SHORT TASK:
Reproduce the part of the article on Rod Simpson that starts at the words "The runner-up in" and stops after the words "now faces the task of living up to his recent glory.".

── EXTRACT

The runner-up in the UAE trainer's championship last season faces the task of living up to his recent glory.
Hard work pays off for Rod Simpson
The problem with being very successful is that you set a marker against which future performances will be measured. Rod Simpson, trainer for Sheikh Khalifa bin Zayed, President of the UAE and Ruler of Abu Dhabi, came runner-up in the combined thoroughbred and Arabian trainers' championship last season and now faces the task of living up to his recent glory.
"The trouble with having a season like we had last year is that everyone is looking at you to do better," said the London-born handler whose first stint in the UAE was in 2003. Now, ahead of what will be a big season for the UAE with the launch of Meydan, the evergreen 64-year-old knows he has lofty standards to maintain. Simpson and his Al Asayl Stables team recorded 28 winners from a 36-runner yard consisting of Arabians and thoroughbreds last season - not a bad success rate considering that just above him on the table sits champion trainer Doug Watson master of Dubai's Red Stables with 31 from 74.
"It was amazing but it was hard work. It's amazing we did as well as we did because last year we were really still in transition," said Simpson, who runs Al Asayl with his assistant Annie Wise. "Annie, who knows these horses very well, is a major part of this operation and has been essential to our success." Simpson and Wise's hard work paid off with interest when Fryvolous, the purebred Arabian who cut a winning swathe through Arabian races in the UK this summer, romped to a three-and-a-half-length victory in the Group One Kahayla Classic on World Cup day.

────
── ENTRIES SUPPLIED

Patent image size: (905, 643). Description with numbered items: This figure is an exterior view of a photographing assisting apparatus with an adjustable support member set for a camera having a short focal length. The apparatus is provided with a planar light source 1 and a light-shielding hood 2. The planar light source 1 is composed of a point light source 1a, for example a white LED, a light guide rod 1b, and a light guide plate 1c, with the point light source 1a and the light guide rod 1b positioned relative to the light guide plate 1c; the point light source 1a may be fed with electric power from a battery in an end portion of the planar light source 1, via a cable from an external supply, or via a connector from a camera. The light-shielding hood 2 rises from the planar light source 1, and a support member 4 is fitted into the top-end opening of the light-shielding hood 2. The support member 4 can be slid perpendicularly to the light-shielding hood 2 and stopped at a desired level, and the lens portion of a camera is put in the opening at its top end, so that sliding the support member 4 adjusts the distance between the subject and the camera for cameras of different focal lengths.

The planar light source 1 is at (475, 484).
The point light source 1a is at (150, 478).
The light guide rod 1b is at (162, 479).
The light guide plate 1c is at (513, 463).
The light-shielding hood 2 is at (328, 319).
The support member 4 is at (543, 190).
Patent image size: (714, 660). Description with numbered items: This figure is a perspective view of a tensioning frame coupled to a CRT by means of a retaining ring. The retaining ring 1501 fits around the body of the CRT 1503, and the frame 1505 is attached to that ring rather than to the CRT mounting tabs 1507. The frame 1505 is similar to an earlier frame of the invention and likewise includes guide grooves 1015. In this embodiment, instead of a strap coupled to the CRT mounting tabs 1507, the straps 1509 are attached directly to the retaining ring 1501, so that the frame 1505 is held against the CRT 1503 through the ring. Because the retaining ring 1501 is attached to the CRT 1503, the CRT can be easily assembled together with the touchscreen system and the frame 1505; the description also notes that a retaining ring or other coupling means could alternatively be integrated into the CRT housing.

────

PROBLEM SOLUTION:
The runner-up in the UAE trainer's championship last season faces the task of living up to his recent glory.
Hard work pays off for Rod Simpson
The problem with being very successful is that you set a marker against which future performances will be measured. Rod Simpson, trainer for Sheikh Khalifa bin Zayed, President of the UAE and Ruler of Abu Dhabi, came runner-up in the combined thoroughbred and Arabian trainers' championship last season and now faces the task of living up to his recent glory.